** EXERCISE DESCRIPTION **
Your task is to copy every line of this material exactly.

Collected data entries:
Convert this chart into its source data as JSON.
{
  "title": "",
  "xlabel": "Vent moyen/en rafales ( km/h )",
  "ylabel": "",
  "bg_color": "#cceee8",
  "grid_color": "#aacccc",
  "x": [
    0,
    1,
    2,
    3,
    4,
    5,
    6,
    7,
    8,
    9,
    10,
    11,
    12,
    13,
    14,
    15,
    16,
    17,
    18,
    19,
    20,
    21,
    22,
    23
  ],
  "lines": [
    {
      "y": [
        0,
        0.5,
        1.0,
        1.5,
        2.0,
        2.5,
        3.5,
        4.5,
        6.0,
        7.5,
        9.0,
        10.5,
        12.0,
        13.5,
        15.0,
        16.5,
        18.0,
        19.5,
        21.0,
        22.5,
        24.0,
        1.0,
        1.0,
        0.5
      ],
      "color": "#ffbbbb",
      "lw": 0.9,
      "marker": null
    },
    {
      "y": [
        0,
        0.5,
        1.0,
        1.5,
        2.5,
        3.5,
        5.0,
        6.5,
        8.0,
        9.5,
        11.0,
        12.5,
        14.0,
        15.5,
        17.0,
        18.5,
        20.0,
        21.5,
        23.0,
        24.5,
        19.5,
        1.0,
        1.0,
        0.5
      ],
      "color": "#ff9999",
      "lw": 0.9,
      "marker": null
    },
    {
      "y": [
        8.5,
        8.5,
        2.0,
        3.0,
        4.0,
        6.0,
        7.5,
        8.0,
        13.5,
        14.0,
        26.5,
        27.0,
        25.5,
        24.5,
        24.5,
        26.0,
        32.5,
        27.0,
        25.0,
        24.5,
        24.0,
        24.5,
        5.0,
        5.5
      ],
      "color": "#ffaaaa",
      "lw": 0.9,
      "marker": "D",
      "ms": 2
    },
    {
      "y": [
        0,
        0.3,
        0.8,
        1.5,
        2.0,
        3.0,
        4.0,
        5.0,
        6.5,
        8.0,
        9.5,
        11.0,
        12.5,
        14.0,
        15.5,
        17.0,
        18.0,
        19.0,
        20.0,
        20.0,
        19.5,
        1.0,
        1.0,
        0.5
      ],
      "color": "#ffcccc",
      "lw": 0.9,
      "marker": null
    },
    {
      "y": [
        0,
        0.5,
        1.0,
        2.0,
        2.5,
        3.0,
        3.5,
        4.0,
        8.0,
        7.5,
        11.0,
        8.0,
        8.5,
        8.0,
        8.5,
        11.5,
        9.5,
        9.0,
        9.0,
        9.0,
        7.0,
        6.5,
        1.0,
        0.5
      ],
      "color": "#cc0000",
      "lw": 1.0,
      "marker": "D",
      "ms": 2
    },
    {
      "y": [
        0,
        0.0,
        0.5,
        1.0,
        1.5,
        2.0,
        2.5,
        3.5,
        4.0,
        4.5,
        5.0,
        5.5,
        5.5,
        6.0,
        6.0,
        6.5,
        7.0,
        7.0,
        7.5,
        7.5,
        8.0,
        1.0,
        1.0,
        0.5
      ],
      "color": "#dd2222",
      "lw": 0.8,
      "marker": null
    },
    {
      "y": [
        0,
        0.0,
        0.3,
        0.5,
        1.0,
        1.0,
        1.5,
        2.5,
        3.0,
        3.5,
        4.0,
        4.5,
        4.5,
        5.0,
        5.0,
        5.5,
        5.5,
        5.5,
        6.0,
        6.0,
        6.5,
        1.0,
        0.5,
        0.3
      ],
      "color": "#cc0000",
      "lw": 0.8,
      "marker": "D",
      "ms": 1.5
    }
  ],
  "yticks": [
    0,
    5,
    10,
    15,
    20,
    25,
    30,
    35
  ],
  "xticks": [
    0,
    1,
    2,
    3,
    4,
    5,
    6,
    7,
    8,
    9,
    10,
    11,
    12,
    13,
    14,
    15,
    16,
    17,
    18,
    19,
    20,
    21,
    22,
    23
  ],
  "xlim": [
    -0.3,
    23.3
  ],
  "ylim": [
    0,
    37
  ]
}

** TASK RESULT **
Convert this chart into its source data as JSON.
{
  "title": "",
  "xlabel": "Vent moyen/en rafales ( km/h )",
  "ylabel": "",
  "bg_color": "#cceee8",
  "grid_color": "#aacccc",
  "x": [
    0,
    1,
    2,
    3,
    4,
    5,
    6,
    7,
    8,
    9,
    10,
    11,
    12,
    13,
    14,
    15,
    16,
    17,
    18,
    19,
    20,
    21,
    22,
    23
  ],
  "lines": [
    {
      "y": [
        0,
        0.5,
        1.0,
        1.5,
        2.0,
        2.5,
        3.5,
        4.5,
        6.0,
        7.5,
        9.0,
        10.5,
        12.0,
        13.5,
        15.0,
        16.5,
        18.0,
        19.5,
        21.0,
        22.5,
        24.0,
        1.0,
        1.0,
        0.5
      ],
      "color": "#ffbbbb",
      "lw": 0.9,
      "marker": null
    },
    {
      "y": [
        0,
        0.5,
        1.0,
        1.5,
        2.5,
        3.5,
        5.0,
        6.5,
        8.0,
        9.5,
        11.0,
        12.5,
        14.0,
        15.5,
        17.0,
        18.5,
        20.0,
        21.5,
        23.0,
        24.5,
        19.5,
        1.0,
        1.0,
        0.5
      ],
      "color": "#ff9999",
      "lw": 0.9,
      "marker": null
    },
    {
      "y": [
        8.5,
        8.5,
        2.0,
        3.0,
        4.0,
        6.0,
        7.5,
        8.0,
        13.5,
        14.0,
        26.5,
        27.0,
        25.5,
        24.5,
        24.5,
        26.0,
        32.5,
        27.0,
        25.0,
        24.5,
        24.0,
        24.5,
        5.0,
        5.5
      ],
      "color": "#ffaaaa",
      "lw": 0.9,
      "marker": "D",
      "ms": 2
    },
    {
      "y": [
        0,
        0.3,
        0.8,
        1.5,
        2.0,
        3.0,
        4.0,
        5.0,
        6.5,
        8.0,
        9.5,
        11.0,
        12.5,
        14.0,
        15.5,
        17.0,
        18.0,
        19.0,
        20.0,
        20.0,
        19.5,
        1.0,
        1.0,
        0.5
      ],
      "color": "#ffcccc",
      "lw": 0.9,
      "marker": null
    },
    {
      "y": [
        0,
        0.5,
        1.0,
        2.0,
        2.5,
        3.0,
        3.5,
        4.0,
        8.0,
        7.5,
        11.0,
        8.0,
        8.5,
        8.0,
        8.5,
        11.5,
        9.5,
        9.0,
        9.0,
        9.0,
        7.0,
        6.5,
        1.0,
        0.5
      ],
      "color": "#cc0000",
      "lw": 1.0,
      "marker": "D",
      "ms": 2
    },
    {
      "y": [
        0,
        0.0,
        0.5,
        1.0,
        1.5,
        2.0,
        2.5,
        3.5,
        4.0,
        4.5,
        5.0,
        5.5,
        5.5,
        6.0,
        6.0,
        6.5,
        7.0,
        7.0,
        7.5,
        7.5,
        8.0,
        1.0,
        1.0,
        0.5
      ],
      "color": "#dd2222",
      "lw": 0.8,
      "marker": null
    },
    {
      "y": [
        0,
        0.0,
        0.3,
        0.5,
        1.0,
        1.0,
        1.5,
        2.5,
        3.0,
        3.5,
        4.0,
        4.5,
        4.5,
        5.0,
        5.0,
        5.5,
        5.5,
        5.5,
        6.0,
        6.0,
        6.5,
        1.0,
        0.5,
        0.3
      ],
      "color": "#cc0000",
      "lw": 0.8,
      "marker": "D",
      "ms": 1.5
    }
  ],
  "yticks": [
    0,
    5,
    10,
    15,
    20,
    25,
    30,
    35
  ],
  "xticks": [
    0,
    1,
    2,
    3,
    4,
    5,
    6,
    7,
    8,
    9,
    10,
    11,
    12,
    13,
    14,
    15,
    16,
    17,
    18,
    19,
    20,
    21,
    22,
    23
  ],
  "xlim": [
    -0.3,
    23.3
  ],
  "ylim": [
    0,
    37
  ]
}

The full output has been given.